- _TASK DETAILS_: Give all of the lines again, with nothing added or dropped.

- _INFORMATION PROVIDED_:
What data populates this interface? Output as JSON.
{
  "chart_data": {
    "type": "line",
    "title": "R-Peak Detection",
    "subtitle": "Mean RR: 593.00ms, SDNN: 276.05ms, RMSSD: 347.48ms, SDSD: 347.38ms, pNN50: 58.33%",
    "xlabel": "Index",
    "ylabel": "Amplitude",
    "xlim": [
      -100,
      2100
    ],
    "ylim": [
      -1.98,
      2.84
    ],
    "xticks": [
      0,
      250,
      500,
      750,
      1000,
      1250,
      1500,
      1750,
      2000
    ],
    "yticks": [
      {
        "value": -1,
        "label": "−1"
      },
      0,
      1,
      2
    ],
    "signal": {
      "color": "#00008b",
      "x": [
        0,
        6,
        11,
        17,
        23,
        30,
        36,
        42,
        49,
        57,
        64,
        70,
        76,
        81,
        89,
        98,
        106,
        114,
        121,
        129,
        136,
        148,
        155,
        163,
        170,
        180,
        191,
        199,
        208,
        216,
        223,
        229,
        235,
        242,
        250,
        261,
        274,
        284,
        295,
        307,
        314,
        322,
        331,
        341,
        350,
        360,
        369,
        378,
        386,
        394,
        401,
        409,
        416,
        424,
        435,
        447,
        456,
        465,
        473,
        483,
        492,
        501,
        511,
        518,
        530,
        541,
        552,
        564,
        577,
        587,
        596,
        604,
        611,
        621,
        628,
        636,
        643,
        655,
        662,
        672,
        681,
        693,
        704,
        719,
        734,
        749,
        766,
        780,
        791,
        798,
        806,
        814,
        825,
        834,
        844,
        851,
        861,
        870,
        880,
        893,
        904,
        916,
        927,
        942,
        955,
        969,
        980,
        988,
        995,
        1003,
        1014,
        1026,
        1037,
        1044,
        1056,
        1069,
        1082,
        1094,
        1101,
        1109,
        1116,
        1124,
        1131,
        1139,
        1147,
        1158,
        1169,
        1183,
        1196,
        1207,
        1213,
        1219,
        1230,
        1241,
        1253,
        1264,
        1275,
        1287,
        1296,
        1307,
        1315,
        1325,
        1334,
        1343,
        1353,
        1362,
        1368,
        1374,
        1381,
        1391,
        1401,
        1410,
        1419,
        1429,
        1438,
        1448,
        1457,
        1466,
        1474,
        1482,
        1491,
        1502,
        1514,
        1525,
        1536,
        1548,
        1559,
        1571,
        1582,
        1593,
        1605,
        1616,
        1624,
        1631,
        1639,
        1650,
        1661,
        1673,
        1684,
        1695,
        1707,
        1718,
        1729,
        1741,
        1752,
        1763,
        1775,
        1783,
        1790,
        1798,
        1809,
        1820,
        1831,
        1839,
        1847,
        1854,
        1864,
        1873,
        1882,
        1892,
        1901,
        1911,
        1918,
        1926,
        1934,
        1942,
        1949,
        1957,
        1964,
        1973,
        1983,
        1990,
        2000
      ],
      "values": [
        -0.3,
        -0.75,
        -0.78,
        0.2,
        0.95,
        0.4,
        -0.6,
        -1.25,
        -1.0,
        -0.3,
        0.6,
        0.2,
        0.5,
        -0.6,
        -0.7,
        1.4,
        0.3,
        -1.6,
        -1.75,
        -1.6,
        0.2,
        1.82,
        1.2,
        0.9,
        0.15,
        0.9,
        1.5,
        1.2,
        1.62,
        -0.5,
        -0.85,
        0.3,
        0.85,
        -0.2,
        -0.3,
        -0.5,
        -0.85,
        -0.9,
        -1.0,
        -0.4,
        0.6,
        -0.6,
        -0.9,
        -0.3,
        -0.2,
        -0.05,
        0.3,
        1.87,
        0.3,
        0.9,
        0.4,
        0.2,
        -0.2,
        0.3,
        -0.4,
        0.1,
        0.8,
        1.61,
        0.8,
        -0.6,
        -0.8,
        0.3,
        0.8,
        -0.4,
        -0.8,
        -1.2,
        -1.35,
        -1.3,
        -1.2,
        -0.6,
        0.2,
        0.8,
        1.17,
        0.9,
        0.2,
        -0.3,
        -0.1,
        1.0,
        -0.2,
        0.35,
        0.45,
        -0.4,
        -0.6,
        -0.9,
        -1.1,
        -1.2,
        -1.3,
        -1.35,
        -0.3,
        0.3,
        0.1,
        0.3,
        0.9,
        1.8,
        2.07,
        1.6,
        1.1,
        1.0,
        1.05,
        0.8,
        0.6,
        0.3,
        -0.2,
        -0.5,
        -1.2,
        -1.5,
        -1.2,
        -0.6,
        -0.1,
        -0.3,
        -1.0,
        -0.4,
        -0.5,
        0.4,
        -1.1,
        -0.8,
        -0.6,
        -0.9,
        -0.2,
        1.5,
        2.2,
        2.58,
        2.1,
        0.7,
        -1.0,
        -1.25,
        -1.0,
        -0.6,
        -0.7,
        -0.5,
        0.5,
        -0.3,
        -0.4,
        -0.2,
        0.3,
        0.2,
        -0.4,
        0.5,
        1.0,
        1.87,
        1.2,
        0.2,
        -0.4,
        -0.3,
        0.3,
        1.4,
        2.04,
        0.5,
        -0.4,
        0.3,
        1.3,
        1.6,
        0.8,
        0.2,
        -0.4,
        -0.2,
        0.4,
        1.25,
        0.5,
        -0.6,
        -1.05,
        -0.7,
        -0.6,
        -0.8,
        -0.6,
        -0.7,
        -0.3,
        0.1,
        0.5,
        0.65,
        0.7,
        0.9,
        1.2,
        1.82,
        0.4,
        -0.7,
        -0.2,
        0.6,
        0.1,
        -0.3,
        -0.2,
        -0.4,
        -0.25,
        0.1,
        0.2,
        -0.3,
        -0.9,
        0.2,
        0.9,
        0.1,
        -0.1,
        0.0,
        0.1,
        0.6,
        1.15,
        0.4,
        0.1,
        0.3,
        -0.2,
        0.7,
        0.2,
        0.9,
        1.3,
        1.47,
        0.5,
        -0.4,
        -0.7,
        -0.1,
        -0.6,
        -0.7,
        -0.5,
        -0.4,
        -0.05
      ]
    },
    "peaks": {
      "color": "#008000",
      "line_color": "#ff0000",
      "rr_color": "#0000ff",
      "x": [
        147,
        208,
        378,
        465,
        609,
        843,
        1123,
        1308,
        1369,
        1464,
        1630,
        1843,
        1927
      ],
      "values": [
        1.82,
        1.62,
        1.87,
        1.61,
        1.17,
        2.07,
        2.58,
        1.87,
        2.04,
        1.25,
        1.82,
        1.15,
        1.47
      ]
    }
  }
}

- _WORKED SOLUTION_:
What data populates this interface? Output as JSON.
{
  "chart_data": {
    "type": "line",
    "title": "R-Peak Detection",
    "subtitle": "Mean RR: 593.00ms, SDNN: 276.05ms, RMSSD: 347.48ms, SDSD: 347.38ms, pNN50: 58.33%",
    "xlabel": "Index",
    "ylabel": "Amplitude",
    "xlim": [
      -100,
      2100
    ],
    "ylim": [
      -1.98,
      2.84
    ],
    "xticks": [
      0,
      250,
      500,
      750,
      1000,
      1250,
      1500,
      1750,
      2000
    ],
    "yticks": [
      {
        "value": -1,
        "label": "−1"
      },
      0,
      1,
      2
    ],
    "signal": {
      "color": "#00008b",
      "x": [
        0,
        6,
        11,
        17,
        23,
        30,
        36,
        42,
        49,
        57,
        64,
        70,
        76,
        81,
        89,
        98,
        106,
        114,
        121,
        129,
        136,
        148,
        155,
        163,
        170,
        180,
        191,
        199,
        208,
        216,
        223,
        229,
        235,
        242,
        250,
        261,
        274,
        284,
        295,
        307,
        314,
        322,
        331,
        341,
        350,
        360,
        369,
        378,
        386,
        394,
        401,
        409,
        416,
        424,
        435,
        447,
        456,
        465,
        473,
        483,
        492,
        501,
        511,
        518,
        530,
        541,
        552,
        564,
        577,
        587,
        596,
        604,
        611,
        621,
        628,
        636,
        643,
        655,
        662,
        672,
        681,
        693,
        704,
        719,
        734,
        749,
        766,
        780,
        791,
        798,
        806,
        814,
        825,
        834,
        844,
        851,
        861,
        870,
        880,
        893,
        904,
        916,
        927,
        942,
        955,
        969,
        980,
        988,
        995,
        1003,
        1014,
        1026,
        1037,
        1044,
        1056,
        1069,
        1082,
        1094,
        1101,
        1109,
        1116,
        1124,
        1131,
        1139,
        1147,
        1158,
        1169,
        1183,
        1196,
        1207,
        1213,
        1219,
        1230,
        1241,
        1253,
        1264,
        1275,
        1287,
        1296,
        1307,
        1315,
        1325,
        1334,
        1343,
        1353,
        1362,
        1368,
        1374,
        1381,
        1391,
        1401,
        1410,
        1419,
        1429,
        1438,
        1448,
        1457,
        1466,
        1474,
        1482,
        1491,
        1502,
        1514,
        1525,
        1536,
        1548,
        1559,
        1571,
        1582,
        1593,
        1605,
        1616,
        1624,
        1631,
        1639,
        1650,
        1661,
        1673,
        1684,
        1695,
        1707,
        1718,
        1729,
        1741,
        1752,
        1763,
        1775,
        1783,
        1790,
        1798,
        1809,
        1820,
        1831,
        1839,
        1847,
        1854,
        1864,
        1873,
        1882,
        1892,
        1901,
        1911,
        1918,
        1926,
        1934,
        1942,
        1949,
        1957,
        1964,
        1973,
        1983,
        1990,
        2000
      ],
      "values": [
        -0.3,
        -0.75,
        -0.78,
        0.2,
        0.95,
        0.4,
        -0.6,
        -1.25,
        -1.0,
        -0.3,
        0.6,
        0.2,
        0.5,
        -0.6,
        -0.7,
        1.4,
        0.3,
        -1.6,
        -1.75,
        -1.6,
        0.2,
        1.82,
        1.2,
        0.9,
        0.15,
        0.9,
        1.5,
        1.2,
        1.62,
        -0.5,
        -0.85,
        0.3,
        0.85,
        -0.2,
        -0.3,
        -0.5,
        -0.85,
        -0.9,
        -1.0,
        -0.4,
        0.6,
        -0.6,
        -0.9,
        -0.3,
        -0.2,
        -0.05,
        0.3,
        1.87,
        0.3,
        0.9,
        0.4,
        0.2,
        -0.2,
        0.3,
        -0.4,
        0.1,
        0.8,
        1.61,
        0.8,
        -0.6,
        -0.8,
        0.3,
        0.8,
        -0.4,
        -0.8,
        -1.2,
        -1.35,
        -1.3,
        -1.2,
        -0.6,
        0.2,
        0.8,
        1.17,
        0.9,
        0.2,
        -0.3,
        -0.1,
        1.0,
        -0.2,
        0.35,
        0.45,
        -0.4,
        -0.6,
        -0.9,
        -1.1,
        -1.2,
        -1.3,
        -1.35,
        -0.3,
        0.3,
        0.1,
        0.3,
        0.9,
        1.8,
        2.07,
        1.6,
        1.1,
        1.0,
        1.05,
        0.8,
        0.6,
        0.3,
        -0.2,
        -0.5,
        -1.2,
        -1.5,
        -1.2,
        -0.6,
        -0.1,
        -0.3,
        -1.0,
        -0.4,
        -0.5,
        0.4,
        -1.1,
        -0.8,
        -0.6,
        -0.9,
        -0.2,
        1.5,
        2.2,
        2.58,
        2.1,
        0.7,
        -1.0,
        -1.25,
        -1.0,
        -0.6,
        -0.7,
        -0.5,
        0.5,
        -0.3,
        -0.4,
        -0.2,
        0.3,
        0.2,
        -0.4,
        0.5,
        1.0,
        1.87,
        1.2,
        0.2,
        -0.4,
        -0.3,
        0.3,
        1.4,
        2.04,
        0.5,
        -0.4,
        0.3,
        1.3,
        1.6,
        0.8,
        0.2,
        -0.4,
        -0.2,
        0.4,
        1.25,
        0.5,
        -0.6,
        -1.05,
        -0.7,
        -0.6,
        -0.8,
        -0.6,
        -0.7,
        -0.3,
        0.1,
        0.5,
        0.65,
        0.7,
        0.9,
        1.2,
        1.82,
        0.4,
        -0.7,
        -0.2,
        0.6,
        0.1,
        -0.3,
        -0.2,
        -0.4,
        -0.25,
        0.1,
        0.2,
        -0.3,
        -0.9,
        0.2,
        0.9,
        0.1,
        -0.1,
        0.0,
        0.1,
        0.6,
        1.15,
        0.4,
        0.1,
        0.3,
        -0.2,
        0.7,
        0.2,
        0.9,
        1.3,
        1.47,
        0.5,
        -0.4,
        -0.7,
        -0.1,
        -0.6,
        -0.7,
        -0.5,
        -0.4,
        -0.05
      ]
    },
    "peaks": {
      "color": "#008000",
      "line_color": "#ff0000",
      "rr_color": "#0000ff",
      "x": [
        147,
        208,
        378,
        465,
        609,
        843,
        1123,
        1308,
        1369,
        1464,
        1630,
        1843,
        1927
      ],
      "values": [
        1.82,
        1.62,
        1.87,
        1.61,
        1.17,
        2.07,
        2.58,
        1.87,
        2.04,
        1.25,
        1.82,
        1.15,
        1.47
      ]
    }
  }
}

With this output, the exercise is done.